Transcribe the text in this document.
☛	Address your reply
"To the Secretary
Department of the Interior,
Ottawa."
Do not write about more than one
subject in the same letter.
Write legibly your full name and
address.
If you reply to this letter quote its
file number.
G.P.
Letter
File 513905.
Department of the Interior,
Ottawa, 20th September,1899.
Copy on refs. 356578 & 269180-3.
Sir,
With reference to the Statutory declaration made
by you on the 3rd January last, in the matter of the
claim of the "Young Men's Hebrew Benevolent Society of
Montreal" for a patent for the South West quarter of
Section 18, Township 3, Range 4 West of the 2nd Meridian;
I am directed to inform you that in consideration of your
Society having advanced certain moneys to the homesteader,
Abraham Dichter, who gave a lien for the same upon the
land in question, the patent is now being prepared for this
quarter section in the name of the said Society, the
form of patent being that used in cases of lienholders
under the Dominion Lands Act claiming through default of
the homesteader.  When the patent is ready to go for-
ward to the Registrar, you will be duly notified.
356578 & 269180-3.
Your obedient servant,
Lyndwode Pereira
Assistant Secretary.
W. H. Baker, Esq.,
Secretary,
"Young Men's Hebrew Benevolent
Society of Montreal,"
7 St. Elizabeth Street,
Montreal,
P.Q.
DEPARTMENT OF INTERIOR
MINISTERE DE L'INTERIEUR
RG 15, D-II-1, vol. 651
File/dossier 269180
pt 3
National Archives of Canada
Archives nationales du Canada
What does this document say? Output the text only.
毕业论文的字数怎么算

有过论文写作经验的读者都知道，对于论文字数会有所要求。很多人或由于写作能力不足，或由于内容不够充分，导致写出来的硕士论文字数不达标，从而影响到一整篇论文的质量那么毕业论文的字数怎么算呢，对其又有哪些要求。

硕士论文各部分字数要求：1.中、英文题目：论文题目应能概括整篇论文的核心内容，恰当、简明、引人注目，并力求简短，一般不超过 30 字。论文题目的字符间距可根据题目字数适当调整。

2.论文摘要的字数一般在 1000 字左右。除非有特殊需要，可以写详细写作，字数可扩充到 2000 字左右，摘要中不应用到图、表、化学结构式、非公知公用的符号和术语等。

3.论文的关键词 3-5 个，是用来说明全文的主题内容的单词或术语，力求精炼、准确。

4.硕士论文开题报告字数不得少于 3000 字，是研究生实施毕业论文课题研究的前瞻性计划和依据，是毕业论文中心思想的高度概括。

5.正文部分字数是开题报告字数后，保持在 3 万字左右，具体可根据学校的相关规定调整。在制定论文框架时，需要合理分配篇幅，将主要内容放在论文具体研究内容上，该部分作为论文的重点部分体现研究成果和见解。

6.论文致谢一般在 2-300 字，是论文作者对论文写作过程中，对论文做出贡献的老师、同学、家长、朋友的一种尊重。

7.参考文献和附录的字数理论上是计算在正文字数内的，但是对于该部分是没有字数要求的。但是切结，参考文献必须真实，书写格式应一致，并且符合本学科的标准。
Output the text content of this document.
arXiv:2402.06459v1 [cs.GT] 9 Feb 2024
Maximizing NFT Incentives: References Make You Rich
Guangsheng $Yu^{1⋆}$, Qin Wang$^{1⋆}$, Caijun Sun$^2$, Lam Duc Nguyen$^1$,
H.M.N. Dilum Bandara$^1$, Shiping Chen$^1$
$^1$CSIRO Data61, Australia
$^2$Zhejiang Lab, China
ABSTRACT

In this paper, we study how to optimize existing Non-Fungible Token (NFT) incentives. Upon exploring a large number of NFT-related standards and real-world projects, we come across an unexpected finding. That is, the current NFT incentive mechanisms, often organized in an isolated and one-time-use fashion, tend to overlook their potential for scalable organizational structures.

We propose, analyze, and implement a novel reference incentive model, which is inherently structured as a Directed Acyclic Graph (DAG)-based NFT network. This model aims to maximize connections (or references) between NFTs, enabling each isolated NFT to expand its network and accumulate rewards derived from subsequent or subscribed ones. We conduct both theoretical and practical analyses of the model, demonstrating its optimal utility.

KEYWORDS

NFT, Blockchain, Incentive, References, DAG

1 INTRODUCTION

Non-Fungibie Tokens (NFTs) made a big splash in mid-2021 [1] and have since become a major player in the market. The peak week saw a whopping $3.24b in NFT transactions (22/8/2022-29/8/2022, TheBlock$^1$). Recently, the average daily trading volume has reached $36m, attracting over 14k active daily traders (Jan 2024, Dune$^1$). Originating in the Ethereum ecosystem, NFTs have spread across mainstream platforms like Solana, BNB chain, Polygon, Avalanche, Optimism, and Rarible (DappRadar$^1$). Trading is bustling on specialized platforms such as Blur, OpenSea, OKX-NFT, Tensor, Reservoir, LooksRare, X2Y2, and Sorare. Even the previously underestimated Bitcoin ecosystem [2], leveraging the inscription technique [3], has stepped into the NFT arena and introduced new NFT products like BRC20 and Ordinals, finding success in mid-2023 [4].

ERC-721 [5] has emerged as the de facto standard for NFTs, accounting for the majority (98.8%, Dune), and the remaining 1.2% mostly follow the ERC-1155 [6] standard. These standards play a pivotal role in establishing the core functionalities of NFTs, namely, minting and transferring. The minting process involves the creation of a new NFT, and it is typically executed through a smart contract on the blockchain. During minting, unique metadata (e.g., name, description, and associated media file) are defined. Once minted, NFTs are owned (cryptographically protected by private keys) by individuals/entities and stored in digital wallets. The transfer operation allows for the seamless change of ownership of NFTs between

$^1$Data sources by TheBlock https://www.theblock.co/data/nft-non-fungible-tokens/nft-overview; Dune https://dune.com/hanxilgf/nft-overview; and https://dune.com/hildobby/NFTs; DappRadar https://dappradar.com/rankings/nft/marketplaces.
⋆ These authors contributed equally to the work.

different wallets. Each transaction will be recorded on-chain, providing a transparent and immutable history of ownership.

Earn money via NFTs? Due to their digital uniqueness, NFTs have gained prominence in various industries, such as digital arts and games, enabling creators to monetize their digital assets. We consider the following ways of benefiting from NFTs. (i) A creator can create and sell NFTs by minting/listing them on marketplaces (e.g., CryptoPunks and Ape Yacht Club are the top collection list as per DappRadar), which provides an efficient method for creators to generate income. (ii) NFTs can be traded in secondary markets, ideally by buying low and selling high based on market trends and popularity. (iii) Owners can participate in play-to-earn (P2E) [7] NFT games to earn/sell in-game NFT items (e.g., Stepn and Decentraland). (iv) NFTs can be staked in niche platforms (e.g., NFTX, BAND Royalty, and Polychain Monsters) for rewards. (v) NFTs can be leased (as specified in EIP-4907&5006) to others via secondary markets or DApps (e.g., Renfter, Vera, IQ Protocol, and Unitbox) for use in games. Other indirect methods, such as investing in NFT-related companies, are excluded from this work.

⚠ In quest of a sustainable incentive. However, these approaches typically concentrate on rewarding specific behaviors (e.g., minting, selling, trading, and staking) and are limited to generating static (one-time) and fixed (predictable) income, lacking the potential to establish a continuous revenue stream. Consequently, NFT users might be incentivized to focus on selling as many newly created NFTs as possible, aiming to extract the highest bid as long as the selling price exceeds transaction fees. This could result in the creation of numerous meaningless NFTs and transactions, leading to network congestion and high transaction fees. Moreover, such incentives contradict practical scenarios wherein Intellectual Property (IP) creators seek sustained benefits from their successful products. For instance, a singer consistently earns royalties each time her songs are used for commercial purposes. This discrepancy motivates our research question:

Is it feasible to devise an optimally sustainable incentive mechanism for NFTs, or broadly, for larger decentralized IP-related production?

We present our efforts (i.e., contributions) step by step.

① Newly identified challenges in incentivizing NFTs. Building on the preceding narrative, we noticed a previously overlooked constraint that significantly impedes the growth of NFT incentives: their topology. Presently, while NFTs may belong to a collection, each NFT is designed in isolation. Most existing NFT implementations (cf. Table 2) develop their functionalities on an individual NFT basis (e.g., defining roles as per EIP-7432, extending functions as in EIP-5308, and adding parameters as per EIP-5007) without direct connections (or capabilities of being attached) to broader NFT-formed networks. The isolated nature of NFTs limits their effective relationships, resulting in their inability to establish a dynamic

- - -

# [What is being asked]
Pull every line containing "Montreal" from the data.

# [Task solution]
Montreal" for a patent for the South West quarter of
Society of Montreal,"
Montreal,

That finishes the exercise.